DIRECTION >> From the entries below, list each line with "officials".

++++++++

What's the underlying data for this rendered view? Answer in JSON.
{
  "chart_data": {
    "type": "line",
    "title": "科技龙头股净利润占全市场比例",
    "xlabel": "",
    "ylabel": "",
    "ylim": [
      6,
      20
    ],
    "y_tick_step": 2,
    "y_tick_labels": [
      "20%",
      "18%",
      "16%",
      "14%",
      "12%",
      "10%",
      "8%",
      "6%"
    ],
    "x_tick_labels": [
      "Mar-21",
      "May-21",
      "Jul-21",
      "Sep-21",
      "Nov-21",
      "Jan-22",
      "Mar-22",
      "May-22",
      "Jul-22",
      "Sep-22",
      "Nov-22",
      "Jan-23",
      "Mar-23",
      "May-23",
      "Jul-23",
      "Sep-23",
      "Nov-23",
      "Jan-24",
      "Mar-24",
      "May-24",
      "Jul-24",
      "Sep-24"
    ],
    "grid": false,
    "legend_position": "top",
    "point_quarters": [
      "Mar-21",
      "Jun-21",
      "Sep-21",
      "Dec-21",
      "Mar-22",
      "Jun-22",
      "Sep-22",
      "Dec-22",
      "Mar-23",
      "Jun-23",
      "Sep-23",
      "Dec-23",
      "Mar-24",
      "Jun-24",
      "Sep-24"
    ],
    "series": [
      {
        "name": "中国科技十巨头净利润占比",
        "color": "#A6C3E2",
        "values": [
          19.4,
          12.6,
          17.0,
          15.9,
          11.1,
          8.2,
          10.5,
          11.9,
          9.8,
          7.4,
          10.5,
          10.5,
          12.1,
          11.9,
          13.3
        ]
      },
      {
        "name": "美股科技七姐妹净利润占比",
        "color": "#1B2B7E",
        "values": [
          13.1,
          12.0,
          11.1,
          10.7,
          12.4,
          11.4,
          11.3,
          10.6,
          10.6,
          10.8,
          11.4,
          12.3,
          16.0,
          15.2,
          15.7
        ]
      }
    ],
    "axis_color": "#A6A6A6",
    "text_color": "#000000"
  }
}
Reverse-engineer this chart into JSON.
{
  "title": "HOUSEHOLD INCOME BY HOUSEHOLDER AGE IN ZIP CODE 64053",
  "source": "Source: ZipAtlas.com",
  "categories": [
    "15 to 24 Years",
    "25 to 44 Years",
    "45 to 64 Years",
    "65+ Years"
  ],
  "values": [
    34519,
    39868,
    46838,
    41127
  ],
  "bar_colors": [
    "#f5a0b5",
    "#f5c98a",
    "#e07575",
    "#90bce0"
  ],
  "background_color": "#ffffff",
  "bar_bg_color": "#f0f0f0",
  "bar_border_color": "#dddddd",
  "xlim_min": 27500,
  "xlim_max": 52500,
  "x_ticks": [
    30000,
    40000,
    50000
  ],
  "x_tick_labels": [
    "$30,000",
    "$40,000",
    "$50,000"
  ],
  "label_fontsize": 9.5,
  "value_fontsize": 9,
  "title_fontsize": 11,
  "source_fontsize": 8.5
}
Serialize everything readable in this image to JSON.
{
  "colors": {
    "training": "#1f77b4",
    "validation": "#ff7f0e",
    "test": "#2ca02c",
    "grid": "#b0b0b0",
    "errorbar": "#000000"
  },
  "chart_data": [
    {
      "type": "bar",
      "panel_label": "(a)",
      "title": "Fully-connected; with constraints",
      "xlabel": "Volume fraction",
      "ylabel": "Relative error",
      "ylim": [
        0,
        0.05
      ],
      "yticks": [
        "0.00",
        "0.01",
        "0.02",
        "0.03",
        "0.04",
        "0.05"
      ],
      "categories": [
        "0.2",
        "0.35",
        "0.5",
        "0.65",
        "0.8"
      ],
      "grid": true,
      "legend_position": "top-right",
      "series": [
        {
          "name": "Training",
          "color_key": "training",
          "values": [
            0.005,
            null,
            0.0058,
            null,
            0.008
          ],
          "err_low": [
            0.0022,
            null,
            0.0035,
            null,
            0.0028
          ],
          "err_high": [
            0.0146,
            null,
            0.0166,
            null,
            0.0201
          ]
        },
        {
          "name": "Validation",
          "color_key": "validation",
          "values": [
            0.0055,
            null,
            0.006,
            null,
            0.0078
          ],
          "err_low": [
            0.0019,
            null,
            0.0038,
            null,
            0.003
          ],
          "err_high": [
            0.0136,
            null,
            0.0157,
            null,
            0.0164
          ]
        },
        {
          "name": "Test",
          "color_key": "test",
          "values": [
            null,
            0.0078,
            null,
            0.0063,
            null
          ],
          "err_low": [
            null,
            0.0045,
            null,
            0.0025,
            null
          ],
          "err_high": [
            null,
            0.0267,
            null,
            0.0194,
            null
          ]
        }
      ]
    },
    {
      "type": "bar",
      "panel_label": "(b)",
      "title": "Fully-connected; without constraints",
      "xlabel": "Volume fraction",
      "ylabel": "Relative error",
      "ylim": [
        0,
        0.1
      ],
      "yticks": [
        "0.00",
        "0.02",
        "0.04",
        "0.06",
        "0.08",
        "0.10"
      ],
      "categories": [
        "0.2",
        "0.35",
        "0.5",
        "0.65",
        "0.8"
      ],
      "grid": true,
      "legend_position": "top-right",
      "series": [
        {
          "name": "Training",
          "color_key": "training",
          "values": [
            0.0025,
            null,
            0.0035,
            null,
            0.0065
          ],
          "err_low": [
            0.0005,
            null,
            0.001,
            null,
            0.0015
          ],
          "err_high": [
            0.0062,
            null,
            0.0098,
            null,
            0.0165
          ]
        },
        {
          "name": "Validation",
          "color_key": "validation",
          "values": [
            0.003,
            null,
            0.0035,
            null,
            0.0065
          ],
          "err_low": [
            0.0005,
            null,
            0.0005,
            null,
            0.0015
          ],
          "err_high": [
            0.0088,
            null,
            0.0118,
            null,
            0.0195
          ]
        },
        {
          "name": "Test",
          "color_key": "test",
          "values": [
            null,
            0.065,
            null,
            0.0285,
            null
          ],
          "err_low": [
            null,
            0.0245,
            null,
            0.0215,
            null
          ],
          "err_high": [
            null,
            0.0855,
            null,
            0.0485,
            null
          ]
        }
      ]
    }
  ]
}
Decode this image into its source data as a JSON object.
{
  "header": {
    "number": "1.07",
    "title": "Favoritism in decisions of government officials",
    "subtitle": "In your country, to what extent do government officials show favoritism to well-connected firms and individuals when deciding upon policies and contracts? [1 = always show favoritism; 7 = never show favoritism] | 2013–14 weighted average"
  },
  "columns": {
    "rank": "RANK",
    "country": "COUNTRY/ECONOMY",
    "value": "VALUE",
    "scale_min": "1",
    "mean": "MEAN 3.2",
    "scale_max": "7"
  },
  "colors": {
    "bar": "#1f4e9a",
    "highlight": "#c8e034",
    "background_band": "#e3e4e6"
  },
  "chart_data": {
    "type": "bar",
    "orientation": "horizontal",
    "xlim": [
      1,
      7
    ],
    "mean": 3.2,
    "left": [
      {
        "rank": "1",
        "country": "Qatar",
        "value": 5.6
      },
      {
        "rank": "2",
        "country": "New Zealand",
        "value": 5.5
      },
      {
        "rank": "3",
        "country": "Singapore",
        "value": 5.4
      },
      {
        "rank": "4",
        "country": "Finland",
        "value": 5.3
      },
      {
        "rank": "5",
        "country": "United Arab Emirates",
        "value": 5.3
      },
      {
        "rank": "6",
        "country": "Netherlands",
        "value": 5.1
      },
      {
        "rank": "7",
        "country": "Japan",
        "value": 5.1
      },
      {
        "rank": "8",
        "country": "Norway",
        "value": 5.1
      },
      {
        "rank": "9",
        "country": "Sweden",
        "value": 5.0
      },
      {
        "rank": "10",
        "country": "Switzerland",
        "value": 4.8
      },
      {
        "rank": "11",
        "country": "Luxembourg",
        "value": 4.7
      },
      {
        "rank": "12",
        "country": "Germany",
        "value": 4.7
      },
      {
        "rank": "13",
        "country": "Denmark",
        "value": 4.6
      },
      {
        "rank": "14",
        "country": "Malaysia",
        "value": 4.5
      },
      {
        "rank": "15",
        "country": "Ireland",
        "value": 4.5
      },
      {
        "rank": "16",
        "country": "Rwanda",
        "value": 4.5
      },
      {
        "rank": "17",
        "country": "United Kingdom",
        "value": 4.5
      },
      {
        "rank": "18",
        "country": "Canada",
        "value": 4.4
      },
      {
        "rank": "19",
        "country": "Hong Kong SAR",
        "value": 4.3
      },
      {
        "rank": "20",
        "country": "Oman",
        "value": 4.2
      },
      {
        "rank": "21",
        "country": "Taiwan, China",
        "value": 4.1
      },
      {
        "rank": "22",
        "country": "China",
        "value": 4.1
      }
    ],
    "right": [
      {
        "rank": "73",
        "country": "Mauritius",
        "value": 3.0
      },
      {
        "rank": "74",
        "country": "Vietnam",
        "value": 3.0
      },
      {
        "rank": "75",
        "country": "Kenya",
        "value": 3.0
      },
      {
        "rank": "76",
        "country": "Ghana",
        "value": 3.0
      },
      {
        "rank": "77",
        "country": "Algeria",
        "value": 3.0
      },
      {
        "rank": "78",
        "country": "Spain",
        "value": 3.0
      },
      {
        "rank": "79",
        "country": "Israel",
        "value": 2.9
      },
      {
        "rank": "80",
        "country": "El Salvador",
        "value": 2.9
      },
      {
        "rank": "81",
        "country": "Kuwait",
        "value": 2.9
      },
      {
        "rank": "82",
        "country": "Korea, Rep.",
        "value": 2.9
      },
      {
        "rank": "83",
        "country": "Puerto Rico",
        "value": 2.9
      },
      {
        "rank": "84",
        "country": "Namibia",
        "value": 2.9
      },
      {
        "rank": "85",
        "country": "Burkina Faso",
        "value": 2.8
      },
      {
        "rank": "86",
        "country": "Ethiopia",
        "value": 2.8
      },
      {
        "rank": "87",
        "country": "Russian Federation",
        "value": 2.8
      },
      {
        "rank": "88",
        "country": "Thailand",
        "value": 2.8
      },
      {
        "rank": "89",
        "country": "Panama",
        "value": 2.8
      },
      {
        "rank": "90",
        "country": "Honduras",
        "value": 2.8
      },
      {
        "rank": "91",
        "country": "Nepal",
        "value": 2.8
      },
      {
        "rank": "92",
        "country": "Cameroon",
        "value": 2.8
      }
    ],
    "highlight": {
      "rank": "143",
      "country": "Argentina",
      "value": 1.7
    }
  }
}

++++++++

THE COMPLETED TASK >>
    "title": "Favoritism in decisions of government officials",
    "subtitle": "In your country, to what extent do government officials show favoritism to well-connected firms and individuals when deciding upon policies and contracts? [1 = always show favoritism; 7 = never show favoritism] | 2013–14 weighted average"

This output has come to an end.